REQUIRED TASK: Below are some records. Copy every line in them that holds "Equipment".

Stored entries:
┄┄┄┄┄┄┄┄┄┄┄┄┄┄┄┄┄┄┄┄

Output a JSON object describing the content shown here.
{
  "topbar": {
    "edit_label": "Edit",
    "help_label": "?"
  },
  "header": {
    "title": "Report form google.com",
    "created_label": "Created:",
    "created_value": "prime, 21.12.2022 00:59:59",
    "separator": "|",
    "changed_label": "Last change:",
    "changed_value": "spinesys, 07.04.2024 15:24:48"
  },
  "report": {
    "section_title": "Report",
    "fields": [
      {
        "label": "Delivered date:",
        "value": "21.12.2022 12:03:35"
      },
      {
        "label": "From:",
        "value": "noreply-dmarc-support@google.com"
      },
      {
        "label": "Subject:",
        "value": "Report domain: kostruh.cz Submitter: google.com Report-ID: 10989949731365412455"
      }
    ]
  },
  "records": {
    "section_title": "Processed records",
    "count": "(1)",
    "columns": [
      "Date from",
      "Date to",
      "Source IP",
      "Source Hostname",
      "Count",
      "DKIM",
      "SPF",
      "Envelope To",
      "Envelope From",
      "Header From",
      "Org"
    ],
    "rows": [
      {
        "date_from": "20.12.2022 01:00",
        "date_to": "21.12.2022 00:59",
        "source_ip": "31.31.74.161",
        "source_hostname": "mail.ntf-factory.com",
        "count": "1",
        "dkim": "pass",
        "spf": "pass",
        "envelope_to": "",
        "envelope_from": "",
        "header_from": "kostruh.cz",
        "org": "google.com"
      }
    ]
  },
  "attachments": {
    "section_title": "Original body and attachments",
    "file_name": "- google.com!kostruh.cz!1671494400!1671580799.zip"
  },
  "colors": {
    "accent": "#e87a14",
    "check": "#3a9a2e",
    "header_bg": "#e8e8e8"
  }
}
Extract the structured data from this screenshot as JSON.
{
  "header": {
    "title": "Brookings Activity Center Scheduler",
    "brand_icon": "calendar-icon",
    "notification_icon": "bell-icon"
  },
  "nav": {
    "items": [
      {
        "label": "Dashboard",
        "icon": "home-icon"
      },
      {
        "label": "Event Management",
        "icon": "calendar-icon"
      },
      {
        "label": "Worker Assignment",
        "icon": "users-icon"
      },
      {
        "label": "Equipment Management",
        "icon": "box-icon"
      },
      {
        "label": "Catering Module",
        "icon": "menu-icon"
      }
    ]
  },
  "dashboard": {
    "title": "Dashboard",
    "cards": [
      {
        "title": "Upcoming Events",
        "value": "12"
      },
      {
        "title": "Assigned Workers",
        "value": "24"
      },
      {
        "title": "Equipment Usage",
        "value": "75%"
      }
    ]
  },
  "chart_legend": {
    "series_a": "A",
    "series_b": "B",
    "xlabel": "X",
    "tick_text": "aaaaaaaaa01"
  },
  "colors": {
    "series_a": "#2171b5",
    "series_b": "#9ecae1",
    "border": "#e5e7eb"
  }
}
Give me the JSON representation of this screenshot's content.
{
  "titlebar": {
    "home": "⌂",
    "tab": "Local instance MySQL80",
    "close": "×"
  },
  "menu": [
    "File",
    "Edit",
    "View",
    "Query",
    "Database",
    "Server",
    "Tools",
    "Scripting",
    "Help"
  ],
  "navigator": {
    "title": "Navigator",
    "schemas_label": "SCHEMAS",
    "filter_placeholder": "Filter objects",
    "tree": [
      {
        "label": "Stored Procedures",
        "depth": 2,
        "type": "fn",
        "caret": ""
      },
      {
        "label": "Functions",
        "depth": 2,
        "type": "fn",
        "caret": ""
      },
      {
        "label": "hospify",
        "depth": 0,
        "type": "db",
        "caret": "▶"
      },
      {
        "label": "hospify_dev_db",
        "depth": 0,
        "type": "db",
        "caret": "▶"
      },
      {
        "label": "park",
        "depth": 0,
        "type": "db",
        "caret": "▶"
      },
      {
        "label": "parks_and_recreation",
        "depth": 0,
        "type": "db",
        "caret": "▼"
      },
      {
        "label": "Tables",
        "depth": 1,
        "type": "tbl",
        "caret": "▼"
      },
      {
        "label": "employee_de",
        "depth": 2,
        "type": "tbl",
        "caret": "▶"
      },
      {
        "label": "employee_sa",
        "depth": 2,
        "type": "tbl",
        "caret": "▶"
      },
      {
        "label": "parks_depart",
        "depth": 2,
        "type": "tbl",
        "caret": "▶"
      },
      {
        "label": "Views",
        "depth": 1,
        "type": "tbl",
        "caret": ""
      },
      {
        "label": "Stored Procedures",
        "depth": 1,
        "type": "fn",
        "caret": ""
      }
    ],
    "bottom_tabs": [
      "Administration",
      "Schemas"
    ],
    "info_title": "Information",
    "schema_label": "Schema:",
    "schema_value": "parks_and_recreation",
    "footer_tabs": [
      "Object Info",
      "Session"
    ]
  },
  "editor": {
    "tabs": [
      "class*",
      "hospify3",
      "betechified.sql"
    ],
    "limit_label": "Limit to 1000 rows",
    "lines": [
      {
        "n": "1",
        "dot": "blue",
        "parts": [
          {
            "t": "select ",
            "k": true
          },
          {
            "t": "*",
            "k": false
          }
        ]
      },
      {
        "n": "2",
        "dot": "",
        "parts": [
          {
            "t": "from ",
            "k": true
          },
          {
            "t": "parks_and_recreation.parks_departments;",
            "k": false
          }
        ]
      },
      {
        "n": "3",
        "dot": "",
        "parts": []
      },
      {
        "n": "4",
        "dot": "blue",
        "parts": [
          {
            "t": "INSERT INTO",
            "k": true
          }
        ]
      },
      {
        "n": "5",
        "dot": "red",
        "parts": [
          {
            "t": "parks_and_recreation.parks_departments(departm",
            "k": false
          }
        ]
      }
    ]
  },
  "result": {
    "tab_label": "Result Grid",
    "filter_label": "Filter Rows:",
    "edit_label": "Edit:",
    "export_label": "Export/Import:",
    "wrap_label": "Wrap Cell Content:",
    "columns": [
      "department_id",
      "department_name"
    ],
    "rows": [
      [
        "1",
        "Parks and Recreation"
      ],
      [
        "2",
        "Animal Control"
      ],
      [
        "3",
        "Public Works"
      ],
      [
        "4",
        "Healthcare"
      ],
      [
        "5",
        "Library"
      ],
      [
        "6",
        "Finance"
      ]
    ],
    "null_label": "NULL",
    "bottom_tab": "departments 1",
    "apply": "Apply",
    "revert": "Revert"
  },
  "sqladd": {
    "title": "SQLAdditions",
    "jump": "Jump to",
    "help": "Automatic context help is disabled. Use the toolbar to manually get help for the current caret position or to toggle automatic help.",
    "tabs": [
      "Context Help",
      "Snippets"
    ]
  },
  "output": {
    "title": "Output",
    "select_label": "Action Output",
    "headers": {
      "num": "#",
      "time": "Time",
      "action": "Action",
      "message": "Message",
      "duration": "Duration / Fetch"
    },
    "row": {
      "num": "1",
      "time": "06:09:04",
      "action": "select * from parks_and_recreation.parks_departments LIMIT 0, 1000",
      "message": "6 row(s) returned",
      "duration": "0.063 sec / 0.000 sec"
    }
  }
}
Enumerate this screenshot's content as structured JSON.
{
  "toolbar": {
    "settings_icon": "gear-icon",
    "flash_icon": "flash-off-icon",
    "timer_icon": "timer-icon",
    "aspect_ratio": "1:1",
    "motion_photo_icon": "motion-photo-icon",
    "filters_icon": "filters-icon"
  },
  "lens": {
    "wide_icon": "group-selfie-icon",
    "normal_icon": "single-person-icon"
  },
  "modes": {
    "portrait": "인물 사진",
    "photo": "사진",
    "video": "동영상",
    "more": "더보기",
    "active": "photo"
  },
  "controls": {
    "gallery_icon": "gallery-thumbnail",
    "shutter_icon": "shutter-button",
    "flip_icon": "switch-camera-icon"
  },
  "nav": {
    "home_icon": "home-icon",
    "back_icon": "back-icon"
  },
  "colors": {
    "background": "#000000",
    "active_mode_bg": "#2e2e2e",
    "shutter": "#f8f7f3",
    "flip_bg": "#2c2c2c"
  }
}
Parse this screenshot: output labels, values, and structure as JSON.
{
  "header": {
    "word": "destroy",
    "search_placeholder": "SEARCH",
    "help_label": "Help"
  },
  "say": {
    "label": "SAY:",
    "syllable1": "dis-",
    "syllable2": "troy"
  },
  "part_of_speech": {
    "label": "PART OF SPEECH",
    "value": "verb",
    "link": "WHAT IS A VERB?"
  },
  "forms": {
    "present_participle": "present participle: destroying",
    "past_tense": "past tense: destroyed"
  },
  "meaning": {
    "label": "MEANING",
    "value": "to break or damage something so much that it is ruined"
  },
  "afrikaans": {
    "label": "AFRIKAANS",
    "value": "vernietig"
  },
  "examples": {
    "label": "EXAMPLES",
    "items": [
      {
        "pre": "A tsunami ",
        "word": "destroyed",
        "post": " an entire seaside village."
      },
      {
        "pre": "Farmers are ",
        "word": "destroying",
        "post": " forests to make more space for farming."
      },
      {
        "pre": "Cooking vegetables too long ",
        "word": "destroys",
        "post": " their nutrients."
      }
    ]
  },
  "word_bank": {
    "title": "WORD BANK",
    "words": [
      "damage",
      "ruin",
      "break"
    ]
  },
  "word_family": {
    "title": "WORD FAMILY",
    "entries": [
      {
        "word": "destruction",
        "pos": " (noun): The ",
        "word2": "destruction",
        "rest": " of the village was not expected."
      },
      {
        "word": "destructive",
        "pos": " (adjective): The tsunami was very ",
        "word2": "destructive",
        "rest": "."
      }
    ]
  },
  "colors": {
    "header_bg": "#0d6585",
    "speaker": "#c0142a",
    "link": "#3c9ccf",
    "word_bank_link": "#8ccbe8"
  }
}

┄┄┄┄┄┄┄┄┄┄┄┄┄┄┄┄┄┄┄┄

TASK OUTPUT:
        "label": "Equipment Management",
        "title": "Equipment Usage",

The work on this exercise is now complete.